EXERCISE -
Wherever the string "Marilyn" occurs in a line of these records, report that line.

DATA LISTING -

--- --- ---

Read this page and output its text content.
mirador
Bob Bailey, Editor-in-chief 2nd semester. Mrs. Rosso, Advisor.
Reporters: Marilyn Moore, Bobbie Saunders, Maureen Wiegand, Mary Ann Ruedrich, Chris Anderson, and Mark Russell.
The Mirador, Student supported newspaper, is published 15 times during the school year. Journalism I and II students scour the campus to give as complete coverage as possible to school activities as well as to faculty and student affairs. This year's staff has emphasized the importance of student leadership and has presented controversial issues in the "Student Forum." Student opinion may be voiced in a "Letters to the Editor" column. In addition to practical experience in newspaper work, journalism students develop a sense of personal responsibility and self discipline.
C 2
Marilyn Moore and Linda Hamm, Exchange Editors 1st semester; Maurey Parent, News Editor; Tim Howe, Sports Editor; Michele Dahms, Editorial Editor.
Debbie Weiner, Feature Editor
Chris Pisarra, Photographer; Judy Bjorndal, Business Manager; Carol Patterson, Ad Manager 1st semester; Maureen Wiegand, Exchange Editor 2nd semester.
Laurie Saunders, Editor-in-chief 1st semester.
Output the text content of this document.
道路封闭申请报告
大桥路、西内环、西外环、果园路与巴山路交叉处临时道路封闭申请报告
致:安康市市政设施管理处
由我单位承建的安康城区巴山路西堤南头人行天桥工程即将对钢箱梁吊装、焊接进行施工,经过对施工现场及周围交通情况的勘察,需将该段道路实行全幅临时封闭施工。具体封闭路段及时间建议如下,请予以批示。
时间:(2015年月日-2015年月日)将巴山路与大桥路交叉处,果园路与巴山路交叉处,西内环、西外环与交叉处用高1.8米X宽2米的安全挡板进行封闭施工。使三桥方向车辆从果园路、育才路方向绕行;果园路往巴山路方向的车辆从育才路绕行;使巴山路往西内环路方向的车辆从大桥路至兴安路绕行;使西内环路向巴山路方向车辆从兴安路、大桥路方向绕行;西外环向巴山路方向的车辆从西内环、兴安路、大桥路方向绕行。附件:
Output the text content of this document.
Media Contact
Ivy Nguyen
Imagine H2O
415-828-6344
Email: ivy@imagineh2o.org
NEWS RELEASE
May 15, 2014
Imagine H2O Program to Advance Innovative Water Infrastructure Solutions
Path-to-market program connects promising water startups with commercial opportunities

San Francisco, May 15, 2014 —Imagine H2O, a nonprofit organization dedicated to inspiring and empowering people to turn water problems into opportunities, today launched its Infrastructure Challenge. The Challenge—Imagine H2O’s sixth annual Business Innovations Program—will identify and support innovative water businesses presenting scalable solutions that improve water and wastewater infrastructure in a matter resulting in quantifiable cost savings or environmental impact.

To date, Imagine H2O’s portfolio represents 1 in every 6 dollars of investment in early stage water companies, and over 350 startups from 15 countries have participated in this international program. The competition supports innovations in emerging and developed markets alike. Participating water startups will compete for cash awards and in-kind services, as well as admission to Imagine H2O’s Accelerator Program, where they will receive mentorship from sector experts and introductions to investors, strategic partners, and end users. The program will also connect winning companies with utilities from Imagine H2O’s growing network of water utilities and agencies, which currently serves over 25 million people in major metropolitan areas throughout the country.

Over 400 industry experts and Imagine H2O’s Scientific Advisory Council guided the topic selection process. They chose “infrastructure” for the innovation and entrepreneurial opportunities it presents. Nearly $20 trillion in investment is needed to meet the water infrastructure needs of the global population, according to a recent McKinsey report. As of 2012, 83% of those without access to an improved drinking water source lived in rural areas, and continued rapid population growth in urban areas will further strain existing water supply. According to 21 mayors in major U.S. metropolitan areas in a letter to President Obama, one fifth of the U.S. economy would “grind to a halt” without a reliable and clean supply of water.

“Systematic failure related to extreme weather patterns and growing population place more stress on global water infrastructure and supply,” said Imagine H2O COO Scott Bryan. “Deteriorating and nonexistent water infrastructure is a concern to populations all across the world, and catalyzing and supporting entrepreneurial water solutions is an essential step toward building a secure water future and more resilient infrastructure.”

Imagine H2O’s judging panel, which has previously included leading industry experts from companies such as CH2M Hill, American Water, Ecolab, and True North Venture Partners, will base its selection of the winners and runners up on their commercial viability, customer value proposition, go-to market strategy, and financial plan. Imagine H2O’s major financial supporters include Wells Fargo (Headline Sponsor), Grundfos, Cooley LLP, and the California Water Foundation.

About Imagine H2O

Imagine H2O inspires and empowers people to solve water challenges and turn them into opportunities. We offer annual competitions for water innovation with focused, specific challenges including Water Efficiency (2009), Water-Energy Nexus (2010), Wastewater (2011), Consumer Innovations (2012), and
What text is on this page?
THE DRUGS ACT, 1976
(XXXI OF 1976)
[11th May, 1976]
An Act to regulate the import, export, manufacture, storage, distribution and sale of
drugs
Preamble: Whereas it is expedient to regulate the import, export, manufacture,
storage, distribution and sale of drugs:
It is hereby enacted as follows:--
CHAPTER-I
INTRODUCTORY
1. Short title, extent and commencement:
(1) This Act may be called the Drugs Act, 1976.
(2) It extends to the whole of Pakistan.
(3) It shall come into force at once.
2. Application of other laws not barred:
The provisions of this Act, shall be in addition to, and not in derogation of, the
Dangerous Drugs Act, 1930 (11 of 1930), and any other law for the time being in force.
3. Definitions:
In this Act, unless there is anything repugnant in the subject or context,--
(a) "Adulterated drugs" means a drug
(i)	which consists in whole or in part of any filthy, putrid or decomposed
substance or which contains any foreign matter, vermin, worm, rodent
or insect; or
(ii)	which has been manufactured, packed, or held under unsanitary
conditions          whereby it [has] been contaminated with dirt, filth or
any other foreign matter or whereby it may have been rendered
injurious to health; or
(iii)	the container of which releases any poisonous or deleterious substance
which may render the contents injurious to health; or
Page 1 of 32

--- --- ---

SOLUTION TO THE PROBLEM -
Reporters: Marilyn Moore, Bobbie Saunders, Maureen Wiegand, Mary Ann Ruedrich, Chris Anderson, and Mark Russell.
Marilyn Moore and Linda Hamm, Exchange Editors 1st semester; Maurey Parent, News Editor; Tim Howe, Sports Editor; Michele Dahms, Editorial Editor.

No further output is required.